Transcribe the listing in full, excluding any pictures.

• **RECORD SET**

+ + + + + + +

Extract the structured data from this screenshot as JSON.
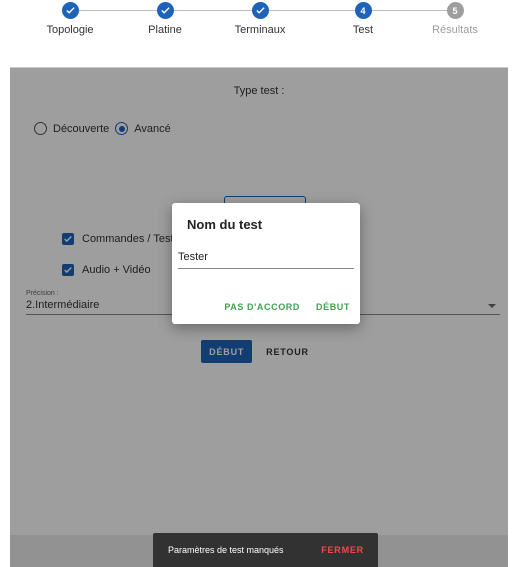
{
  "stepper": {
    "steps": [
      {
        "label": "Topologie",
        "state": "done",
        "number": ""
      },
      {
        "label": "Platine",
        "state": "done",
        "number": ""
      },
      {
        "label": "Terminaux",
        "state": "done",
        "number": ""
      },
      {
        "label": "Test",
        "state": "active",
        "number": "4"
      },
      {
        "label": "Résultats",
        "state": "pending",
        "number": "5"
      }
    ]
  },
  "main": {
    "type_label": "Type test :",
    "radios": [
      {
        "label": "Découverte",
        "checked": false
      },
      {
        "label": "Avancé",
        "checked": true
      }
    ],
    "checkboxes": [
      {
        "label": "Commandes / Test",
        "checked": true
      },
      {
        "label": "Audio + Vidéo",
        "checked": true
      }
    ],
    "precision": {
      "caption": "Précision :",
      "value": "2.Intermédiaire"
    },
    "buttons": {
      "start": "DÉBUT",
      "back": "RETOUR"
    }
  },
  "dialog": {
    "title": "Nom du test",
    "input_value": "Tester",
    "cancel_label": "PAS D'ACCORD",
    "confirm_label": "DÉBUT"
  },
  "snackbar": {
    "message": "Paramètres de test manqués",
    "action": "FERMER"
  },
  "colors": {
    "primary": "#1e63b8",
    "dialog_action": "#3fa34d",
    "snackbar_action": "#ef4a4a"
  }
}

+ + + + + + +

• **SOLUTION**
Extract the structured data from this screenshot as JSON.
{
  "stepper": {
    "steps": [
      {
        "label": "Topologie",
        "state": "done",
        "number": ""
      },
      {
        "label": "Platine",
        "state": "done",
        "number": ""
      },
      {
        "label": "Terminaux",
        "state": "done",
        "number": ""
      },
      {
        "label": "Test",
        "state": "active",
        "number": "4"
      },
      {
        "label": "Résultats",
        "state": "pending",
        "number": "5"
      }
    ]
  },
  "main": {
    "type_label": "Type test :",
    "radios": [
      {
        "label": "Découverte",
        "checked": false
      },
      {
        "label": "Avancé",
        "checked": true
      }
    ],
    "checkboxes": [
      {
        "label": "Commandes / Test",
        "checked": true
      },
      {
        "label": "Audio + Vidéo",
        "checked": true
      }
    ],
    "precision": {
      "caption": "Précision :",
      "value": "2.Intermédiaire"
    },
    "buttons": {
      "start": "DÉBUT",
      "back": "RETOUR"
    }
  },
  "dialog": {
    "title": "Nom du test",
    "input_value": "Tester",
    "cancel_label": "PAS D'ACCORD",
    "confirm_label": "DÉBUT"
  },
  "snackbar": {
    "message": "Paramètres de test manqués",
    "action": "FERMER"
  },
  "colors": {
    "primary": "#1e63b8",
    "dialog_action": "#3fa34d",
    "snackbar_action": "#ef4a4a"
  }
}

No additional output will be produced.